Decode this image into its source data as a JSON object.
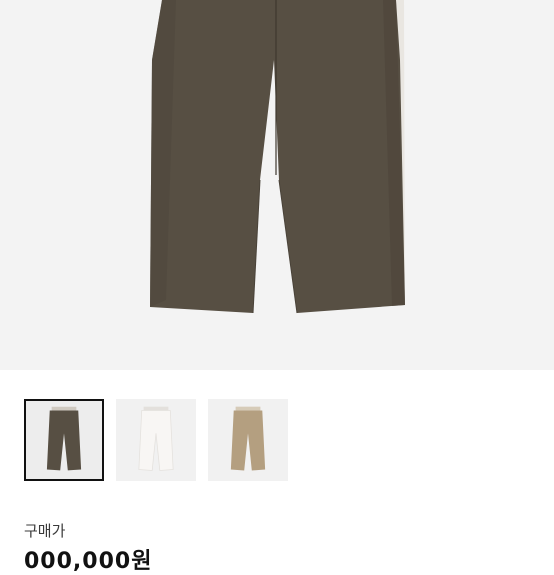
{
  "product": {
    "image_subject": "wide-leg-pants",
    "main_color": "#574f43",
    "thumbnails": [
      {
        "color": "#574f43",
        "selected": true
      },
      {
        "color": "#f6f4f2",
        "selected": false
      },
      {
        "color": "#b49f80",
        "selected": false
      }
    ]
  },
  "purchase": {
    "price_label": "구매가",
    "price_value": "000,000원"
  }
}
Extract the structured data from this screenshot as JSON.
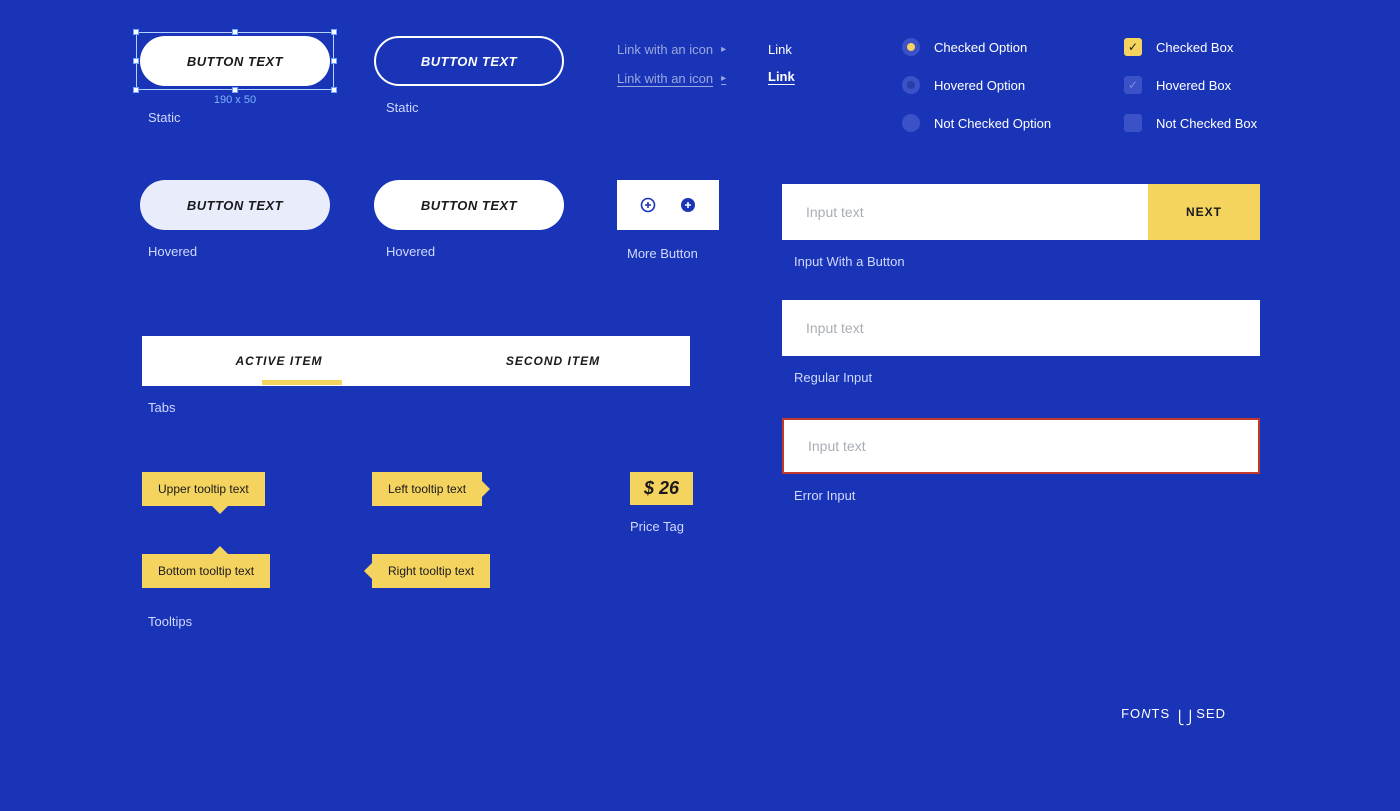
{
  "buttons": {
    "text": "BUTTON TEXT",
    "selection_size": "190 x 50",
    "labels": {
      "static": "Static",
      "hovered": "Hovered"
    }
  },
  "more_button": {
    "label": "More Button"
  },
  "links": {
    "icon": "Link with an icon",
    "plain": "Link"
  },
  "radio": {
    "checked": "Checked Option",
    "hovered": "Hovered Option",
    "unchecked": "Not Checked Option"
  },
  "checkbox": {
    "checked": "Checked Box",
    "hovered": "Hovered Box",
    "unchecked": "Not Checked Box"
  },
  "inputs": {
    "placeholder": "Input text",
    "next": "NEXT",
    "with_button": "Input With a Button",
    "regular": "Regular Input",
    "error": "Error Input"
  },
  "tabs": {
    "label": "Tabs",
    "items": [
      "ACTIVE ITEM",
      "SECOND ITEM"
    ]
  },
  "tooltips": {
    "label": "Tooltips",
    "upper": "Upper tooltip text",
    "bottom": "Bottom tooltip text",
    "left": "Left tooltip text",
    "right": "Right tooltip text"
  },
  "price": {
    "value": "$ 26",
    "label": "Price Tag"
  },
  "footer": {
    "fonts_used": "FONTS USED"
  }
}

---

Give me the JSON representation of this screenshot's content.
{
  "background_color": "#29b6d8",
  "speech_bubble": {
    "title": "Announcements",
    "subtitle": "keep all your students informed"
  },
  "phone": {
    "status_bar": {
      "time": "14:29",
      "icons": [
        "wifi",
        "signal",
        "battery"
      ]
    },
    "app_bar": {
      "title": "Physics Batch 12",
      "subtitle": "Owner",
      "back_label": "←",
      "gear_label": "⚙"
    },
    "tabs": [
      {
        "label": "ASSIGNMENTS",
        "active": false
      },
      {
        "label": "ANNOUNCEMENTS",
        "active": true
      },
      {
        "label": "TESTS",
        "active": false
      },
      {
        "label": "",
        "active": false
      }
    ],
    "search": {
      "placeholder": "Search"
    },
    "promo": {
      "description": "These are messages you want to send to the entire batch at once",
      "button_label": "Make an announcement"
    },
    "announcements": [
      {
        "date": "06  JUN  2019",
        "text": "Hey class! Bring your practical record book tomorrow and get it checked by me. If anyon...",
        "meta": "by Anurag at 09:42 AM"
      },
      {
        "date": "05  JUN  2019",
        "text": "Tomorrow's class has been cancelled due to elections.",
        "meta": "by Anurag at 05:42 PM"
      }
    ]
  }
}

* * *

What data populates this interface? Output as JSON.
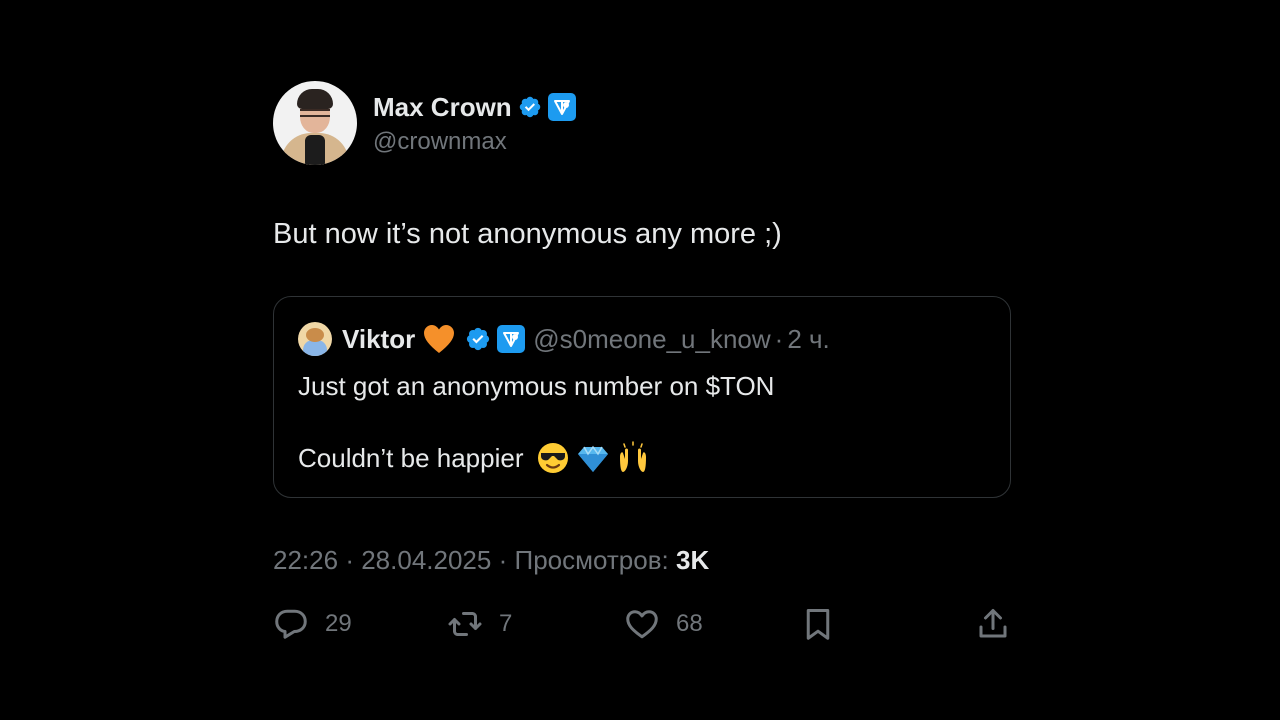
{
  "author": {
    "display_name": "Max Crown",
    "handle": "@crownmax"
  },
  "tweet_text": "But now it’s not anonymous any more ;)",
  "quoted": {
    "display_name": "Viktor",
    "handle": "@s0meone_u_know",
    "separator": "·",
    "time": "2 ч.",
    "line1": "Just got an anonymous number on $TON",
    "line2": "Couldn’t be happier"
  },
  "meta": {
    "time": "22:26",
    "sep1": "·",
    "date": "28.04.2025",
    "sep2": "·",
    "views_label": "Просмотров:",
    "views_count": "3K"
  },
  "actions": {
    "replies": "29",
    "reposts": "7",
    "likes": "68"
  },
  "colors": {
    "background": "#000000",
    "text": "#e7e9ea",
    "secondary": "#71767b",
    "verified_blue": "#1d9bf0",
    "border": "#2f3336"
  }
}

▶ [Exercise directions] Search the records for the word "JSON", then list every line that has it.

▶ [Solution to this problem]
Decode this image into its source data as a JSON object.
Extract the structured data from this screenshot as JSON.
Give me the JSON representation of this screenshot's content.
What data populates this interface? Output as JSON.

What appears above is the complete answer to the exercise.